Requirement>
Repeat every line of the material, character for character.

Rows>
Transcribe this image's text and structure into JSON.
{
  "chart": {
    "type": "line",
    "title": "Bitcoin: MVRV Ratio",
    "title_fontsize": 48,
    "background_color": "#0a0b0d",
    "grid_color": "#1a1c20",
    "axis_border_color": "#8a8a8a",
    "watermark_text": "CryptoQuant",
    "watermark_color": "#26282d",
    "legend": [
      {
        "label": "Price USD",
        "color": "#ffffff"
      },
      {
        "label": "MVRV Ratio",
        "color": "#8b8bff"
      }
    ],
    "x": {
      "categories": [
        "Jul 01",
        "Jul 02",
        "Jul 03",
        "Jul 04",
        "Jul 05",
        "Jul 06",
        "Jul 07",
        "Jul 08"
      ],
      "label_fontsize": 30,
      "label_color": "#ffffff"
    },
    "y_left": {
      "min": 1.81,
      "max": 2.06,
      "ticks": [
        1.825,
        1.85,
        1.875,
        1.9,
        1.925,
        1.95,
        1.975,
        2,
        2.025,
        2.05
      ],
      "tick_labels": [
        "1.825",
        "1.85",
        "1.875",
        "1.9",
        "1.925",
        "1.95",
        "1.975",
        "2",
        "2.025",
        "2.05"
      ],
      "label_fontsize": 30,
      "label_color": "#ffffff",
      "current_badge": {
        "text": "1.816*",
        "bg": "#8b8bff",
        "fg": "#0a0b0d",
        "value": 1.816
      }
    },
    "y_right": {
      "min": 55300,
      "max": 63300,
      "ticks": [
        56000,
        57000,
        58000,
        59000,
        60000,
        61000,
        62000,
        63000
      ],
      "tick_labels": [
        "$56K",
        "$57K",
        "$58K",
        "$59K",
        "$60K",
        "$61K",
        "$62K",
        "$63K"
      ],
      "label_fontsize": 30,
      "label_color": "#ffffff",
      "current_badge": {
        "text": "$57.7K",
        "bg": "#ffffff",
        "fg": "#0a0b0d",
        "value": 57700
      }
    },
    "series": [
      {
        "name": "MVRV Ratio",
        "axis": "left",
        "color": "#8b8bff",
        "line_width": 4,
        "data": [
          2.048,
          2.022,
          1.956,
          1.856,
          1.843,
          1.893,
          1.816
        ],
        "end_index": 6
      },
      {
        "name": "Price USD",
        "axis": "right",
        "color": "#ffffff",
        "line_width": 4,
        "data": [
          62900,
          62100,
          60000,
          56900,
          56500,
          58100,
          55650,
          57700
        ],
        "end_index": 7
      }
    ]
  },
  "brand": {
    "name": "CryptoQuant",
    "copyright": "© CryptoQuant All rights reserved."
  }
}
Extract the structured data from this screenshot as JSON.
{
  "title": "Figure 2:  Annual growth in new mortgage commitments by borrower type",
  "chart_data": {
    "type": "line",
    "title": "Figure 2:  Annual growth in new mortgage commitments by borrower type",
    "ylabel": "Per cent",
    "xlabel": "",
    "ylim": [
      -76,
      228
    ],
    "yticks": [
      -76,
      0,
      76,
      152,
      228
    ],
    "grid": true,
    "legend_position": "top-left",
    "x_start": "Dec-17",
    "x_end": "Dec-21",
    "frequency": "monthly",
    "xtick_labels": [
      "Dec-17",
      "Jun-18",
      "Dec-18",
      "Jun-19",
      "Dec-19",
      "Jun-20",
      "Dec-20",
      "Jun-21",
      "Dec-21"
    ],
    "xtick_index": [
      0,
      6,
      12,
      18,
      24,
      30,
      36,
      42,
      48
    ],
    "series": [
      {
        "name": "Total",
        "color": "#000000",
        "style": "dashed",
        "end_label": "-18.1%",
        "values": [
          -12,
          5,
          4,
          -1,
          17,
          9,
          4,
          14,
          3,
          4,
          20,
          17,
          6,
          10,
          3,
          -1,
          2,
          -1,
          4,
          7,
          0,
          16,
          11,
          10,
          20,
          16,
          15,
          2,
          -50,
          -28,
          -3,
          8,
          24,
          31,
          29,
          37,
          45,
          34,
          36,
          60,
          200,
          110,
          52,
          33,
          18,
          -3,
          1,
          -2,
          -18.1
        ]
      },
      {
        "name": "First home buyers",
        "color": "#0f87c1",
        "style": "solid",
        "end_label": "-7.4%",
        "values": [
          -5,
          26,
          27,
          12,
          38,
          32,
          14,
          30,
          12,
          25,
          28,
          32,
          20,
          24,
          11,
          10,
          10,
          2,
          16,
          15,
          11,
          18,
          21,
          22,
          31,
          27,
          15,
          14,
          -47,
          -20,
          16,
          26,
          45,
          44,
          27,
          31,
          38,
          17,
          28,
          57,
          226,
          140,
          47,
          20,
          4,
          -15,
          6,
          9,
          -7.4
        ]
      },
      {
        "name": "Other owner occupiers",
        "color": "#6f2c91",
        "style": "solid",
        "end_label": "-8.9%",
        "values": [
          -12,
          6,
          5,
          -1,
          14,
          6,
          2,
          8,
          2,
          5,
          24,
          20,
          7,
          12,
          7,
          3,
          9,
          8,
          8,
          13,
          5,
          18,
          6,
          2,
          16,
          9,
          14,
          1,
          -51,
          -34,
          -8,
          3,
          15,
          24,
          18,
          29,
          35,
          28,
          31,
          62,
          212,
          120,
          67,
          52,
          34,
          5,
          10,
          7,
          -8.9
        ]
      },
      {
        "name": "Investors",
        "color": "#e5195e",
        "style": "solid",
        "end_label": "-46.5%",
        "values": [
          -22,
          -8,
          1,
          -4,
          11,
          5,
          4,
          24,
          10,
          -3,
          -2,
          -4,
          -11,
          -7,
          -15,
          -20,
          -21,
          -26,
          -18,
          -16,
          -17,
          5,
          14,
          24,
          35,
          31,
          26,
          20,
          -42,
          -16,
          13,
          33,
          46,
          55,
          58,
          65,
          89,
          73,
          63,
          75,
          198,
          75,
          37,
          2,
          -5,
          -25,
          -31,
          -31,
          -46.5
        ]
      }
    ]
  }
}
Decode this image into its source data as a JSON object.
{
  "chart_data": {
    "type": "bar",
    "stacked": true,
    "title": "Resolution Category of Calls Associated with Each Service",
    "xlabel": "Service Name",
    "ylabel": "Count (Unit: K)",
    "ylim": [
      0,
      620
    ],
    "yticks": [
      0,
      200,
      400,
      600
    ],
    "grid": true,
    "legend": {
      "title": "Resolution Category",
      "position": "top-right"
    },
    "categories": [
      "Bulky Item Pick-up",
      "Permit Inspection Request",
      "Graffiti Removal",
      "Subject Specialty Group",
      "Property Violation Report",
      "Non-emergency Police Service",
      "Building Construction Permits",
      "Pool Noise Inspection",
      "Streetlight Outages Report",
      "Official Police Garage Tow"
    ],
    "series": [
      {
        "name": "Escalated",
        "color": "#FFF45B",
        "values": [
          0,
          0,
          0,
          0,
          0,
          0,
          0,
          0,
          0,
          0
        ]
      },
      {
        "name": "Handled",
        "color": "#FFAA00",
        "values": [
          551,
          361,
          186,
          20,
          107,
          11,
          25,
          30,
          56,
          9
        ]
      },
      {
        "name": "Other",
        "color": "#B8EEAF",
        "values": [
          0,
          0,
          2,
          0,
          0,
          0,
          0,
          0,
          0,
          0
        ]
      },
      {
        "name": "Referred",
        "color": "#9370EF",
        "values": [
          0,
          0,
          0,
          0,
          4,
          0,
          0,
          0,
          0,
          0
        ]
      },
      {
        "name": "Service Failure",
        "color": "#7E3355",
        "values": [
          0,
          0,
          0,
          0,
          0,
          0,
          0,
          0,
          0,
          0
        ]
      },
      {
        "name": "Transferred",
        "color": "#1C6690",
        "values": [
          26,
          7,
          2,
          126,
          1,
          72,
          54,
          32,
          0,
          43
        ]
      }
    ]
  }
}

Output for this exercise>
Transcribe this image's text and structure into JSON.
{
  "chart": {
    "type": "line",
    "title": "Bitcoin: MVRV Ratio",
    "title_fontsize": 48,
    "background_color": "#0a0b0d",
    "grid_color": "#1a1c20",
    "axis_border_color": "#8a8a8a",
    "watermark_text": "CryptoQuant",
    "watermark_color": "#26282d",
    "legend": [
      {
        "label": "Price USD",
        "color": "#ffffff"
      },
      {
        "label": "MVRV Ratio",
        "color": "#8b8bff"
      }
    ],
    "x": {
      "categories": [
        "Jul 01",
        "Jul 02",
        "Jul 03",
        "Jul 04",
        "Jul 05",
        "Jul 06",
        "Jul 07",
        "Jul 08"
      ],
      "label_fontsize": 30,
      "label_color": "#ffffff"
    },
    "y_left": {
      "min": 1.81,
      "max": 2.06,
      "ticks": [
        1.825,
        1.85,
        1.875,
        1.9,
        1.925,
        1.95,
        1.975,
        2,
        2.025,
        2.05
      ],
      "tick_labels": [
        "1.825",
        "1.85",
        "1.875",
        "1.9",
        "1.925",
        "1.95",
        "1.975",
        "2",
        "2.025",
        "2.05"
      ],
      "label_fontsize": 30,
      "label_color": "#ffffff",
      "current_badge": {
        "text": "1.816*",
        "bg": "#8b8bff",
        "fg": "#0a0b0d",
        "value": 1.816
      }
    },
    "y_right": {
      "min": 55300,
      "max": 63300,
      "ticks": [
        56000,
        57000,
        58000,
        59000,
        60000,
        61000,
        62000,
        63000
      ],
      "tick_labels": [
        "$56K",
        "$57K",
        "$58K",
        "$59K",
        "$60K",
        "$61K",
        "$62K",
        "$63K"
      ],
      "label_fontsize": 30,
      "label_color": "#ffffff",
      "current_badge": {
        "text": "$57.7K",
        "bg": "#ffffff",
        "fg": "#0a0b0d",
        "value": 57700
      }
    },
    "series": [
      {
        "name": "MVRV Ratio",
        "axis": "left",
        "color": "#8b8bff",
        "line_width": 4,
        "data": [
          2.048,
          2.022,
          1.956,
          1.856,
          1.843,
          1.893,
          1.816
        ],
        "end_index": 6
      },
      {
        "name": "Price USD",
        "axis": "right",
        "color": "#ffffff",
        "line_width": 4,
        "data": [
          62900,
          62100,
          60000,
          56900,
          56500,
          58100,
          55650,
          57700
        ],
        "end_index": 7
      }
    ]
  },
  "brand": {
    "name": "CryptoQuant",
    "copyright": "© CryptoQuant All rights reserved."
  }
}
Extract the structured data from this screenshot as JSON.
{
  "title": "Figure 2:  Annual growth in new mortgage commitments by borrower type",
  "chart_data": {
    "type": "line",
    "title": "Figure 2:  Annual growth in new mortgage commitments by borrower type",
    "ylabel": "Per cent",
    "xlabel": "",
    "ylim": [
      -76,
      228
    ],
    "yticks": [
      -76,
      0,
      76,
      152,
      228
    ],
    "grid": true,
    "legend_position": "top-left",
    "x_start": "Dec-17",
    "x_end": "Dec-21",
    "frequency": "monthly",
    "xtick_labels": [
      "Dec-17",
      "Jun-18",
      "Dec-18",
      "Jun-19",
      "Dec-19",
      "Jun-20",
      "Dec-20",
      "Jun-21",
      "Dec-21"
    ],
    "xtick_index": [
      0,
      6,
      12,
      18,
      24,
      30,
      36,
      42,
      48
    ],
    "series": [
      {
        "name": "Total",
        "color": "#000000",
        "style": "dashed",
        "end_label": "-18.1%",
        "values": [
          -12,
          5,
          4,
          -1,
          17,
          9,
          4,
          14,
          3,
          4,
          20,
          17,
          6,
          10,
          3,
          -1,
          2,
          -1,
          4,
          7,
          0,
          16,
          11,
          10,
          20,
          16,
          15,
          2,
          -50,
          -28,
          -3,
          8,
          24,
          31,
          29,
          37,
          45,
          34,
          36,
          60,
          200,
          110,
          52,
          33,
          18,
          -3,
          1,
          -2,
          -18.1
        ]
      },
      {
        "name": "First home buyers",
        "color": "#0f87c1",
        "style": "solid",
        "end_label": "-7.4%",
        "values": [
          -5,
          26,
          27,
          12,
          38,
          32,
          14,
          30,
          12,
          25,
          28,
          32,
          20,
          24,
          11,
          10,
          10,
          2,
          16,
          15,
          11,
          18,
          21,
          22,
          31,
          27,
          15,
          14,
          -47,
          -20,
          16,
          26,
          45,
          44,
          27,
          31,
          38,
          17,
          28,
          57,
          226,
          140,
          47,
          20,
          4,
          -15,
          6,
          9,
          -7.4
        ]
      },
      {
        "name": "Other owner occupiers",
        "color": "#6f2c91",
        "style": "solid",
        "end_label": "-8.9%",
        "values": [
          -12,
          6,
          5,
          -1,
          14,
          6,
          2,
          8,
          2,
          5,
          24,
          20,
          7,
          12,
          7,
          3,
          9,
          8,
          8,
          13,
          5,
          18,
          6,
          2,
          16,
          9,
          14,
          1,
          -51,
          -34,
          -8,
          3,
          15,
          24,
          18,
          29,
          35,
          28,
          31,
          62,
          212,
          120,
          67,
          52,
          34,
          5,
          10,
          7,
          -8.9
        ]
      },
      {
        "name": "Investors",
        "color": "#e5195e",
        "style": "solid",
        "end_label": "-46.5%",
        "values": [
          -22,
          -8,
          1,
          -4,
          11,
          5,
          4,
          24,
          10,
          -3,
          -2,
          -4,
          -11,
          -7,
          -15,
          -20,
          -21,
          -26,
          -18,
          -16,
          -17,
          5,
          14,
          24,
          35,
          31,
          26,
          20,
          -42,
          -16,
          13,
          33,
          46,
          55,
          58,
          65,
          89,
          73,
          63,
          75,
          198,
          75,
          37,
          2,
          -5,
          -25,
          -31,
          -31,
          -46.5
        ]
      }
    ]
  }
}
Decode this image into its source data as a JSON object.
{
  "chart_data": {
    "type": "bar",
    "stacked": true,
    "title": "Resolution Category of Calls Associated with Each Service",
    "xlabel": "Service Name",
    "ylabel": "Count (Unit: K)",
    "ylim": [
      0,
      620
    ],
    "yticks": [
      0,
      200,
      400,
      600
    ],
    "grid": true,
    "legend": {
      "title": "Resolution Category",
      "position": "top-right"
    },
    "categories": [
      "Bulky Item Pick-up",
      "Permit Inspection Request",
      "Graffiti Removal",
      "Subject Specialty Group",
      "Property Violation Report",
      "Non-emergency Police Service",
      "Building Construction Permits",
      "Pool Noise Inspection",
      "Streetlight Outages Report",
      "Official Police Garage Tow"
    ],
    "series": [
      {
        "name": "Escalated",
        "color": "#FFF45B",
        "values": [
          0,
          0,
          0,
          0,
          0,
          0,
          0,
          0,
          0,
          0
        ]
      },
      {
        "name": "Handled",
        "color": "#FFAA00",
        "values": [
          551,
          361,
          186,
          20,
          107,
          11,
          25,
          30,
          56,
          9
        ]
      },
      {
        "name": "Other",
        "color": "#B8EEAF",
        "values": [
          0,
          0,
          2,
          0,
          0,
          0,
          0,
          0,
          0,
          0
        ]
      },
      {
        "name": "Referred",
        "color": "#9370EF",
        "values": [
          0,
          0,
          0,
          0,
          4,
          0,
          0,
          0,
          0,
          0
        ]
      },
      {
        "name": "Service Failure",
        "color": "#7E3355",
        "values": [
          0,
          0,
          0,
          0,
          0,
          0,
          0,
          0,
          0,
          0
        ]
      },
      {
        "name": "Transferred",
        "color": "#1C6690",
        "values": [
          26,
          7,
          2,
          126,
          1,
          72,
          54,
          32,
          0,
          43
        ]
      }
    ]
  }
}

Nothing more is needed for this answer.